### Exercise prompt
Identify each line holding the string "historia" and copy it.

### Given entries
+ + + + + + +

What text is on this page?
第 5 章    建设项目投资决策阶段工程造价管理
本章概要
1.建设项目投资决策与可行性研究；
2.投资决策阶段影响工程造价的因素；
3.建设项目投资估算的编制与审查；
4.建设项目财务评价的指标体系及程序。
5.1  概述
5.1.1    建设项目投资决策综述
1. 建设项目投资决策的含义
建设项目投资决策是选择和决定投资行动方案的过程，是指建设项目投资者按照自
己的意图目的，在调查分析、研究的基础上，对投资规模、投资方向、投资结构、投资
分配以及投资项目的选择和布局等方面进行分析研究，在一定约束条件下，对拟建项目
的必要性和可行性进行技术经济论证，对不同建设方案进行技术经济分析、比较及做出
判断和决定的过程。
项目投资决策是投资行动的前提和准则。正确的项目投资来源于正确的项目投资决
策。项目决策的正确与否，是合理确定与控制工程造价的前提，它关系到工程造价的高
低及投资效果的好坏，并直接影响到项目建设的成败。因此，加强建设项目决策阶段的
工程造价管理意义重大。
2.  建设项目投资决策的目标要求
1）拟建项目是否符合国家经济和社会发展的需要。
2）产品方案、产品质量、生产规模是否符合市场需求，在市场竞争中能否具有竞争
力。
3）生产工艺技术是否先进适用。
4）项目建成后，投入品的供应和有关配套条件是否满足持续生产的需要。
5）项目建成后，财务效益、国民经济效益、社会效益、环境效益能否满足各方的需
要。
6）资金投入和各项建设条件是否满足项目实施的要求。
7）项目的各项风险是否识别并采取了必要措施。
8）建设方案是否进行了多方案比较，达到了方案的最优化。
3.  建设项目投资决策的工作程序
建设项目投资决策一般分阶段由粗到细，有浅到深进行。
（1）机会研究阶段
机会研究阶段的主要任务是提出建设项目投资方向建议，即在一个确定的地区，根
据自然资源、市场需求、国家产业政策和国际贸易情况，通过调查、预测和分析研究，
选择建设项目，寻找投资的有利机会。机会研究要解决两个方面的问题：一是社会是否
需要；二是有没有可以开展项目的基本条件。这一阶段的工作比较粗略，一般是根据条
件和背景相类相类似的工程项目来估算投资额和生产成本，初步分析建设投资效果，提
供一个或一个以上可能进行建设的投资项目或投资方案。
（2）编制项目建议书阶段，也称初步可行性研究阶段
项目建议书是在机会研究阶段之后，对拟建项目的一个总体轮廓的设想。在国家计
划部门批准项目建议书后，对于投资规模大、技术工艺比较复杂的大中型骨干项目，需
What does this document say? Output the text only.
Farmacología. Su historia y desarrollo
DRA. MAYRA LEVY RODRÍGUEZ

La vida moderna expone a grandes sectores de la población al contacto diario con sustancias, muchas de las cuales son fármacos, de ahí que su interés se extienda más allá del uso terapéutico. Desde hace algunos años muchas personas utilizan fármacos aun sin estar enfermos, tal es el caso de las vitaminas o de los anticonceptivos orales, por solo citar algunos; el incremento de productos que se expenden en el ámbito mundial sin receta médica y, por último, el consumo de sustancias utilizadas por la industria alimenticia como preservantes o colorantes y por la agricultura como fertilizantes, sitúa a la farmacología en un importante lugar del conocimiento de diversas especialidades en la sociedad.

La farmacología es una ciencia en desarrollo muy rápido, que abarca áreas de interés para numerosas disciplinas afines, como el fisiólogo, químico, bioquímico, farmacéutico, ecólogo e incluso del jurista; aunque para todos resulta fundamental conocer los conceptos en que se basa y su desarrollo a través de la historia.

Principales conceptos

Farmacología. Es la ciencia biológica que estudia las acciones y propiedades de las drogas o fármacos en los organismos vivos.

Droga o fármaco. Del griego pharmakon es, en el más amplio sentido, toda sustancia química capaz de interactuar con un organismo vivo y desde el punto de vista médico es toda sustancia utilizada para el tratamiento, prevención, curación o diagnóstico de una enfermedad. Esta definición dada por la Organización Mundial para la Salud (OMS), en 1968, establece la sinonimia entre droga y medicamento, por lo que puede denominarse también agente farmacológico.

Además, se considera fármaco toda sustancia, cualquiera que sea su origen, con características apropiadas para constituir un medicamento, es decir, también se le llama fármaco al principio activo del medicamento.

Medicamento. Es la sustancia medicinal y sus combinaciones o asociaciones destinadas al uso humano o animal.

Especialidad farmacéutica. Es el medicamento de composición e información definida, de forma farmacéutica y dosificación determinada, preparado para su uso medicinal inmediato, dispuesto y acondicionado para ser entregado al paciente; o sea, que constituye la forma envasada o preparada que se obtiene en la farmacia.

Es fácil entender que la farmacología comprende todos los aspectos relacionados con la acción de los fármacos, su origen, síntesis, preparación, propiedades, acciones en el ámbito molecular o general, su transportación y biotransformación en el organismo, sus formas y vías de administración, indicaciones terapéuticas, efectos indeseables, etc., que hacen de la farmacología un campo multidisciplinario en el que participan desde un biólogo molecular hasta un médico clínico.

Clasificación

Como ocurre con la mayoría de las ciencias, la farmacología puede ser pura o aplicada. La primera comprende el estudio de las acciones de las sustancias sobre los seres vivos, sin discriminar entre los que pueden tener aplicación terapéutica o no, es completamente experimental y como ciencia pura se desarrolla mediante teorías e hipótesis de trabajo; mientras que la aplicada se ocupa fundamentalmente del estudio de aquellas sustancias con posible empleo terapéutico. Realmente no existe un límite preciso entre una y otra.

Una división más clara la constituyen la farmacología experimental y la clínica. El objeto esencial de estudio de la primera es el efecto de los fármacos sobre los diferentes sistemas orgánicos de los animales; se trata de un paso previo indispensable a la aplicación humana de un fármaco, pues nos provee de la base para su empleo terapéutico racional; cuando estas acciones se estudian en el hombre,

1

+ + + + + + +

### Finished exercise
Farmacología. Su historia y desarrollo
La farmacología es una ciencia en desarrollo muy rápido, que abarca áreas de interés para numerosas disciplinas afines, como el fisiólogo, químico, bioquímico, farmacéutico, ecólogo e incluso del jurista; aunque para todos resulta fundamental conocer los conceptos en que se basa y su desarrollo a través de la historia.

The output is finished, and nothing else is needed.